:: EXERCISE MATERIALS ::
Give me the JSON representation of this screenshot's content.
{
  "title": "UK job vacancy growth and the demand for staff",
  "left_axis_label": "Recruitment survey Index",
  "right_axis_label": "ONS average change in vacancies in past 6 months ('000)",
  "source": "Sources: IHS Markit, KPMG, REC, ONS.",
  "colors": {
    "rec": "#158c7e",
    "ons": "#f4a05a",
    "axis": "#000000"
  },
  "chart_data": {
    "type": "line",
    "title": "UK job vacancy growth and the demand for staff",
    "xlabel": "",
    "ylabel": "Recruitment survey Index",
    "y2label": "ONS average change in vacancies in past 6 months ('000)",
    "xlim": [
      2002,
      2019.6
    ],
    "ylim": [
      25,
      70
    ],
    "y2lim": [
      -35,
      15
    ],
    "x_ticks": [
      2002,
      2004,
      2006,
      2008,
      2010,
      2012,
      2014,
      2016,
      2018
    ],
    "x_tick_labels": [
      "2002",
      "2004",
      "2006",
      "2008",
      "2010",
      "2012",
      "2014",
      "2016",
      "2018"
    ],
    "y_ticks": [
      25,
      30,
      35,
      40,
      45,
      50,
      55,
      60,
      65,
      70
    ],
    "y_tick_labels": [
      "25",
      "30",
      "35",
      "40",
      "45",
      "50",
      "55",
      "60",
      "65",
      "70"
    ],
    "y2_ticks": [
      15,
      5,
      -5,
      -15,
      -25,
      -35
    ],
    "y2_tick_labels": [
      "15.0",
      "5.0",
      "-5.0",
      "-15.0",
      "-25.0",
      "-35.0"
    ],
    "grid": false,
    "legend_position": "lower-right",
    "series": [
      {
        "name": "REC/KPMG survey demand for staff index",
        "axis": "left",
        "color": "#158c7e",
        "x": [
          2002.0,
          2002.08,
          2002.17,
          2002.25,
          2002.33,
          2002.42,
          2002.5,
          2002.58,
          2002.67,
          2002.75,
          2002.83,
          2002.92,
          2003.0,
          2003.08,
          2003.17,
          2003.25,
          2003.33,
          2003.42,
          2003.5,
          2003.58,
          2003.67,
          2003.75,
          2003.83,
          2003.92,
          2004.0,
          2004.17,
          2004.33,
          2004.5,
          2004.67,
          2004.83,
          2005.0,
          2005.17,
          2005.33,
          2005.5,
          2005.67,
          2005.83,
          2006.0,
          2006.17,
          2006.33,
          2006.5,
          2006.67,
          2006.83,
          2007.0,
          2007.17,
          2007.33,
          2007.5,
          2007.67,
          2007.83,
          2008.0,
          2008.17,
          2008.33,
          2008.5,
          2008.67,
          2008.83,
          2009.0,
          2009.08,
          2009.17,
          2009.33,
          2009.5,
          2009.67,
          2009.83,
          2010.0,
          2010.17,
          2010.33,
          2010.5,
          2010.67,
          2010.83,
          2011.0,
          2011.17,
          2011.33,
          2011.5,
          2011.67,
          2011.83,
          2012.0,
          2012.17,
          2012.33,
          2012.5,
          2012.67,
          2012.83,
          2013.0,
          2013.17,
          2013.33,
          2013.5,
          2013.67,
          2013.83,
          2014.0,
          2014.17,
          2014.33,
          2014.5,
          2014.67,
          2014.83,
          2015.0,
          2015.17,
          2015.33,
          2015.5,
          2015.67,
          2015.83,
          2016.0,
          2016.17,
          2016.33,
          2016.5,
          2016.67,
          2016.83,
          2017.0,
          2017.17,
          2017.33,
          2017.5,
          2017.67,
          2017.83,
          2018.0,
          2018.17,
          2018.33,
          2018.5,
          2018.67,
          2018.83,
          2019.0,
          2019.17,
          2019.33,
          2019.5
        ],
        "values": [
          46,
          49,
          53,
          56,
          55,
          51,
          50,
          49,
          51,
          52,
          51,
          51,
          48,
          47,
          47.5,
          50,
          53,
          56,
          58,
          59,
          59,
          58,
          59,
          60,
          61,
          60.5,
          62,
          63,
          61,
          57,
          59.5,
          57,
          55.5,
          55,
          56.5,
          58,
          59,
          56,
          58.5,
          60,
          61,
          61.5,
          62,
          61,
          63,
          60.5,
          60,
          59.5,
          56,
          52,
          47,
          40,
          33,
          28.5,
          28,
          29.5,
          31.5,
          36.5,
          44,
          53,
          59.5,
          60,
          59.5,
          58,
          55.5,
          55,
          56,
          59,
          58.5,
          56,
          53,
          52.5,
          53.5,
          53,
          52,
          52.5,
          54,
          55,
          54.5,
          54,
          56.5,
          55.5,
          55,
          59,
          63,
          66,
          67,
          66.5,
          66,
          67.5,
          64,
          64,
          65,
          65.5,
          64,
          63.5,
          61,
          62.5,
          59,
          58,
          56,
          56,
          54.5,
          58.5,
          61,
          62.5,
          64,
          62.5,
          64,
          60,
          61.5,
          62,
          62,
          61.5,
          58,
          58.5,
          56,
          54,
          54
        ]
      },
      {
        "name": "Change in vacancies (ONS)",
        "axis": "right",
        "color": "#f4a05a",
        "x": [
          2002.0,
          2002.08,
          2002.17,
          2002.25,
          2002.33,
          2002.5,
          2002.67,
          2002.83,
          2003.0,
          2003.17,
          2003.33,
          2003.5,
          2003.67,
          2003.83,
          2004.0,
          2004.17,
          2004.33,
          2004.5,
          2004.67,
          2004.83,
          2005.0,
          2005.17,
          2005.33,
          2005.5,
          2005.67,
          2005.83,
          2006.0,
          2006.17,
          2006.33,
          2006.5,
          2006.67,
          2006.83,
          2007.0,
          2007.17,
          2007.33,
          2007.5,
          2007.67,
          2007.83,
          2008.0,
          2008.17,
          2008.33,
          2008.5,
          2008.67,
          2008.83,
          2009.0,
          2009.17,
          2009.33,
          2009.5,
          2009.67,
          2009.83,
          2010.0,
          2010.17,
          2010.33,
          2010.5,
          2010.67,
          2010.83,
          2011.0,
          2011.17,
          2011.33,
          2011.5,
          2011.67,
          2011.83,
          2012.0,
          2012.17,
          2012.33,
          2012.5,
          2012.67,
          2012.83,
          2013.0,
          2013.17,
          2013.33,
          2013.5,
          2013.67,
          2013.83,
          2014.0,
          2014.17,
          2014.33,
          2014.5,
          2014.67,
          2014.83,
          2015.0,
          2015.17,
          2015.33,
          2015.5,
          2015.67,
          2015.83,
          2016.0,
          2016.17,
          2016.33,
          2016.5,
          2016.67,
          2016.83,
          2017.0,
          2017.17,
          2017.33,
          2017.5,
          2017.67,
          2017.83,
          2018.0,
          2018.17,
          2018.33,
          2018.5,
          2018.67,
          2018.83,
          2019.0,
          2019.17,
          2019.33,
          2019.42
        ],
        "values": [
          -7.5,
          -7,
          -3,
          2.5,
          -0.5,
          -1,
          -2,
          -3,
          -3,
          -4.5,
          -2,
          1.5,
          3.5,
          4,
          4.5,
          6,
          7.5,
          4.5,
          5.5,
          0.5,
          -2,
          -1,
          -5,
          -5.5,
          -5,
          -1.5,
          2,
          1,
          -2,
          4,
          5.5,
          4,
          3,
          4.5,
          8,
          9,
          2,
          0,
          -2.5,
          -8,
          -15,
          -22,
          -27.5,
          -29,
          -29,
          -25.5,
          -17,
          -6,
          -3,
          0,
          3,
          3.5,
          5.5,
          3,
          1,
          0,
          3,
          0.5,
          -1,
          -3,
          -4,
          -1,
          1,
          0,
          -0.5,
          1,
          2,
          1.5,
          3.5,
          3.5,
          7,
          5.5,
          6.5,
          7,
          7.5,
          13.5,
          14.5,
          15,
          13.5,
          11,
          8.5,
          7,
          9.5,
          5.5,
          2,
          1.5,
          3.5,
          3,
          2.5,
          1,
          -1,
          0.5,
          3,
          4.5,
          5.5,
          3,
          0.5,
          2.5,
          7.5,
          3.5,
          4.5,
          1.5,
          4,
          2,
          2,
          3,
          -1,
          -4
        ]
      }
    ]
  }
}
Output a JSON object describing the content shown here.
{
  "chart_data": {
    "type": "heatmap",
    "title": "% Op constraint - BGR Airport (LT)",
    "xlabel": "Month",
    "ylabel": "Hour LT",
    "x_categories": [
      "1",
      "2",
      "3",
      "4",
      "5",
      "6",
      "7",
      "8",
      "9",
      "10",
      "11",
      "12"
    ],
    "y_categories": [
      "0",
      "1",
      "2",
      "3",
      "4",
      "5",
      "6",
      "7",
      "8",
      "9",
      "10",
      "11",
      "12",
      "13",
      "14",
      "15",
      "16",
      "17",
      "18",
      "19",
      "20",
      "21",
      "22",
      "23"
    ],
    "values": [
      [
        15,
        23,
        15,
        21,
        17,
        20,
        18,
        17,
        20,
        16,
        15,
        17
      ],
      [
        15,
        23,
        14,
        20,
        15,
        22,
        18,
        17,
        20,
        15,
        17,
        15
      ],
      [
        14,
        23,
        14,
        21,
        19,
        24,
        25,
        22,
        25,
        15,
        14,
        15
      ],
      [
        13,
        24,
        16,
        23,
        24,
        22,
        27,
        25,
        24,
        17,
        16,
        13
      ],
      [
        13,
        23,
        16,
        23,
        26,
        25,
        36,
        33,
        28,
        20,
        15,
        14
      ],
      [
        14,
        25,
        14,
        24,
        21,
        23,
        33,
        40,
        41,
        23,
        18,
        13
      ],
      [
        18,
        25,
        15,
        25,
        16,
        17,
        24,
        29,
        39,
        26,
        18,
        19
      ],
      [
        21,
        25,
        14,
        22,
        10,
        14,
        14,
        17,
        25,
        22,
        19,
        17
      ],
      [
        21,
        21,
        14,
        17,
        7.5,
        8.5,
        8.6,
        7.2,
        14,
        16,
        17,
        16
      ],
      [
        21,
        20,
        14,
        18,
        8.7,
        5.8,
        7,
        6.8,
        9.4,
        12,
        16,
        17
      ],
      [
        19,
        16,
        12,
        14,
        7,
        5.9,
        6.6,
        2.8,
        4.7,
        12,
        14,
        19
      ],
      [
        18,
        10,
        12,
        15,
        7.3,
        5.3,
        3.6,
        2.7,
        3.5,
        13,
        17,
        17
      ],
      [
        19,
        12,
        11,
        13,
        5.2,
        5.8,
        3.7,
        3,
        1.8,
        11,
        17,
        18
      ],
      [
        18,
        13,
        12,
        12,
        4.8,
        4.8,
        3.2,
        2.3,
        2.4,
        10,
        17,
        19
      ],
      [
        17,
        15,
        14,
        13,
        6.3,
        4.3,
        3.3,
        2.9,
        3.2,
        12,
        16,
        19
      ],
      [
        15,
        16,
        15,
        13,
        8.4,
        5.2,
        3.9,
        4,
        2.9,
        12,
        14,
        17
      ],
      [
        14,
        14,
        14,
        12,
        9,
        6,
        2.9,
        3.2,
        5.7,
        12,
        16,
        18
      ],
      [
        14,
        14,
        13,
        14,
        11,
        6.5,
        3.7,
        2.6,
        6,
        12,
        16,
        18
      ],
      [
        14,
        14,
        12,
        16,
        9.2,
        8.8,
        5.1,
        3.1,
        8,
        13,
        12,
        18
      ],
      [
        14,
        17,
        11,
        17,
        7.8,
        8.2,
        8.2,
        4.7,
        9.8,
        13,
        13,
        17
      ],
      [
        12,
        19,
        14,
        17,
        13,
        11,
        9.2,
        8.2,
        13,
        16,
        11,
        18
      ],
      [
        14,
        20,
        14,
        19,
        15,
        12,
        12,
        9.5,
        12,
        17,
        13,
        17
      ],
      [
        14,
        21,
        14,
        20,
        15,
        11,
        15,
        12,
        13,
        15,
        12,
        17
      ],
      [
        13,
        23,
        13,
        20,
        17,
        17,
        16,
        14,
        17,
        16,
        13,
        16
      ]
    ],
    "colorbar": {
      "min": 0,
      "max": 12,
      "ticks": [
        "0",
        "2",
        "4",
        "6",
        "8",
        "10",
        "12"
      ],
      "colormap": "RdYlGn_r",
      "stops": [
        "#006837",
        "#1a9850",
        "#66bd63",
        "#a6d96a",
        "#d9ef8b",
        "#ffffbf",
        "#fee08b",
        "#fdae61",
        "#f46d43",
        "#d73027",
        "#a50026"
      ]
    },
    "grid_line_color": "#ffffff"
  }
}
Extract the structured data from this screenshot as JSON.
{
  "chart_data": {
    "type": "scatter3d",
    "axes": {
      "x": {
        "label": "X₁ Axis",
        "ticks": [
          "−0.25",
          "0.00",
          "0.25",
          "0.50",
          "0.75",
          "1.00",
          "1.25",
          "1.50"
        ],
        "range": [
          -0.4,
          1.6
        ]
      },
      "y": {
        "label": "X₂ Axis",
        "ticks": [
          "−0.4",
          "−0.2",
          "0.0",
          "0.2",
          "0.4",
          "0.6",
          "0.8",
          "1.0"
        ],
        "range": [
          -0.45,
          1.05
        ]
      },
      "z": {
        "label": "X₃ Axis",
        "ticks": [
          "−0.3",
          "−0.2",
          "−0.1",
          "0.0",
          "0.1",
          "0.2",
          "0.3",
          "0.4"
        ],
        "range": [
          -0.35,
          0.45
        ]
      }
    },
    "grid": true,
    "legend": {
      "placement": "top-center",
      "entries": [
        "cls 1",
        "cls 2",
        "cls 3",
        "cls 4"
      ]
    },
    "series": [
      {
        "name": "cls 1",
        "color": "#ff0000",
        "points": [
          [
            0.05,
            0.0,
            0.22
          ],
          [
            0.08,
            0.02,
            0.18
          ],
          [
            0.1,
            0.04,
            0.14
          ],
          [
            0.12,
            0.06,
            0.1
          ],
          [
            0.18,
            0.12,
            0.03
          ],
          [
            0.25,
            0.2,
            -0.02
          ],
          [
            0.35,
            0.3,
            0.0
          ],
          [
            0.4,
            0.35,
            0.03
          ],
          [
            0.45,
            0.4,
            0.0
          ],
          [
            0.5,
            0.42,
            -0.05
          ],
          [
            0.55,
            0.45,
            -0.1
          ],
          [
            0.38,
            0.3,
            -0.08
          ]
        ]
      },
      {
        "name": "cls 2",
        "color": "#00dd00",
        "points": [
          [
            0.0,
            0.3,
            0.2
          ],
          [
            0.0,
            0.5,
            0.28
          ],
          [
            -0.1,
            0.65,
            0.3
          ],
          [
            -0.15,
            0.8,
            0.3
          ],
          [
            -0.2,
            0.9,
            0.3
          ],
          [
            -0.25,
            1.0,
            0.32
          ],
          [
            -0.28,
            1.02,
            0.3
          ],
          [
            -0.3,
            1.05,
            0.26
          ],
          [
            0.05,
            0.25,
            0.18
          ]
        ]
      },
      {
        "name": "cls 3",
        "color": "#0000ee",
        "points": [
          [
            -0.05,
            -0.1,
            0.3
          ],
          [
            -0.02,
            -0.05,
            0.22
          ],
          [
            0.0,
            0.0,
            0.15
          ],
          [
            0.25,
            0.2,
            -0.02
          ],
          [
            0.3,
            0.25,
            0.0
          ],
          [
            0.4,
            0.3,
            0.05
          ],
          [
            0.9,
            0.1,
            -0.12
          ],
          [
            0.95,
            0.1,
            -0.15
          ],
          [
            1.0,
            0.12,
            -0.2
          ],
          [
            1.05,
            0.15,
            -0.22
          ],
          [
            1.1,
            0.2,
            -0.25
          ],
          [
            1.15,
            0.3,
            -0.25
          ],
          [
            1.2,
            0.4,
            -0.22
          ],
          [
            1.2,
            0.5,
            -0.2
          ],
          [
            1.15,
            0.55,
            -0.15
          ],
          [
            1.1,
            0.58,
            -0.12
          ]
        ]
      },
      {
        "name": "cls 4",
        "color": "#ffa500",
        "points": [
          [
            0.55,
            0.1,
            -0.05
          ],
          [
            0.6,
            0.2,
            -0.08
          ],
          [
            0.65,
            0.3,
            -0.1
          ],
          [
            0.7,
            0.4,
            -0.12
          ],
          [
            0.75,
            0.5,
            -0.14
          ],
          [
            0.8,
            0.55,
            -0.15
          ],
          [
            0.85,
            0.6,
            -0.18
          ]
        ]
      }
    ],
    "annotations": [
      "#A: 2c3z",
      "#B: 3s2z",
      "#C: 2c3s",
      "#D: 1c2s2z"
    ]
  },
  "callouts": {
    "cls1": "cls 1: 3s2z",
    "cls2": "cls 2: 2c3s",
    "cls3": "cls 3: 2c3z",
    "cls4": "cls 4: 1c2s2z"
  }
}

:: PROBLEM DESCRIPTION ::
Give nothing but the count of lines in the listing above that hold the string "vacancies".

:: TASK OUTPUT ::
3